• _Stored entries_
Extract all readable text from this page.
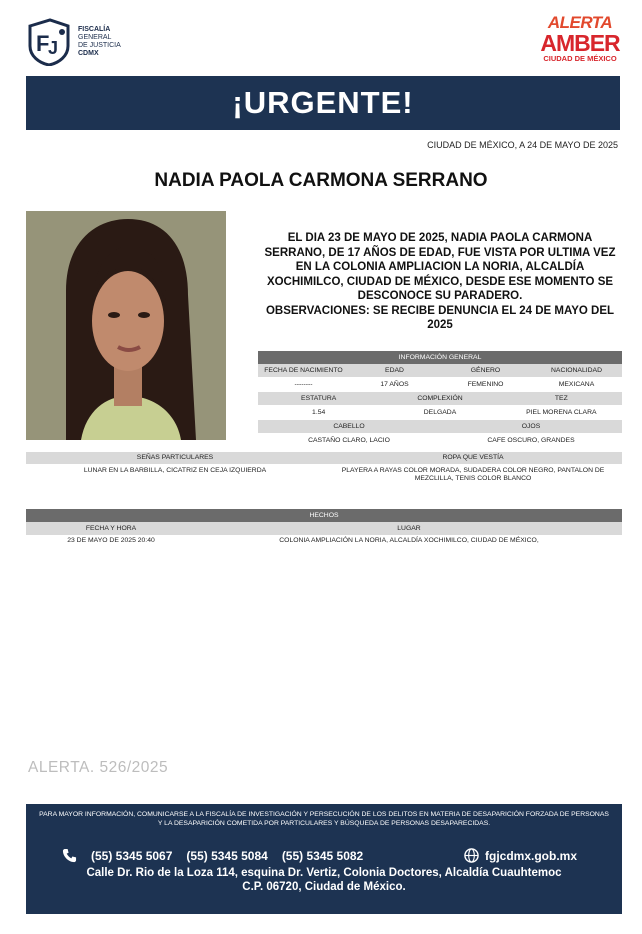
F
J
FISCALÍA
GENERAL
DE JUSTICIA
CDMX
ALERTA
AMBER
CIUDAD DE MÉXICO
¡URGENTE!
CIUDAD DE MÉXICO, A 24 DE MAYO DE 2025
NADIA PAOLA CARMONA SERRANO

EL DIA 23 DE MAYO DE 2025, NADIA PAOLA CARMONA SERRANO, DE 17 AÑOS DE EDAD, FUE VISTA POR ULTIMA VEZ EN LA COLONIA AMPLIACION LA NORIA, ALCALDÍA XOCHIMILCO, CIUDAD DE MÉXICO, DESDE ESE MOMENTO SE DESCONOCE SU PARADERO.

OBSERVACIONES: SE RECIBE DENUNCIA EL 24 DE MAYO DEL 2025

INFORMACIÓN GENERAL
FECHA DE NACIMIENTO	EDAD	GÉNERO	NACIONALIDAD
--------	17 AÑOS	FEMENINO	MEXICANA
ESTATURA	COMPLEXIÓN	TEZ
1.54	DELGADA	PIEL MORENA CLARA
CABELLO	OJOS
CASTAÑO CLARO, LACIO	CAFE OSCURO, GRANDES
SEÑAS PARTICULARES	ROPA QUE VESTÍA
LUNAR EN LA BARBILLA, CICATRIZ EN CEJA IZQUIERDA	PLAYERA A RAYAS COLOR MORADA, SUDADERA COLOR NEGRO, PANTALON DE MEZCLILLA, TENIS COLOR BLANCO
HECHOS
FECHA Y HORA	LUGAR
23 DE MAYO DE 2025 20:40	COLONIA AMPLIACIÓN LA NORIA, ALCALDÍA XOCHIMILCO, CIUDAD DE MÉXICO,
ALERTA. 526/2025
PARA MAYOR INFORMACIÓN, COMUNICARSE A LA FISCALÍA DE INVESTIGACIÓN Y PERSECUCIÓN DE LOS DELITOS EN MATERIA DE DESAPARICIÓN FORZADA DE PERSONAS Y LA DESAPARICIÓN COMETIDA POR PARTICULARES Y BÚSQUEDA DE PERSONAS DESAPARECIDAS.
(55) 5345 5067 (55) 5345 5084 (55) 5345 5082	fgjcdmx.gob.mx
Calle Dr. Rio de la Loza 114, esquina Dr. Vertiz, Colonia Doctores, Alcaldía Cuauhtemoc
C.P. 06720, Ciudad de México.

---

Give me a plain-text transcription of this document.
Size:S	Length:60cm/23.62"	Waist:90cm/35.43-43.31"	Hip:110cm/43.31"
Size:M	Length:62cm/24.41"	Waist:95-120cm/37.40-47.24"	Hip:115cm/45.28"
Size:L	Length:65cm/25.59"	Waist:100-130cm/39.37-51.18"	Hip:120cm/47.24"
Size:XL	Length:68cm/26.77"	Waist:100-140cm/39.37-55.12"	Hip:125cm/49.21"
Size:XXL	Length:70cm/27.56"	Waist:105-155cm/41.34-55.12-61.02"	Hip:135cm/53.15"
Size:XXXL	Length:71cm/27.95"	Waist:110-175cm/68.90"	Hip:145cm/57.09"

• _The task_
Count the lines in the entries above that include the string "NORIA", then give only that figure.

• _Result of this exercise_
2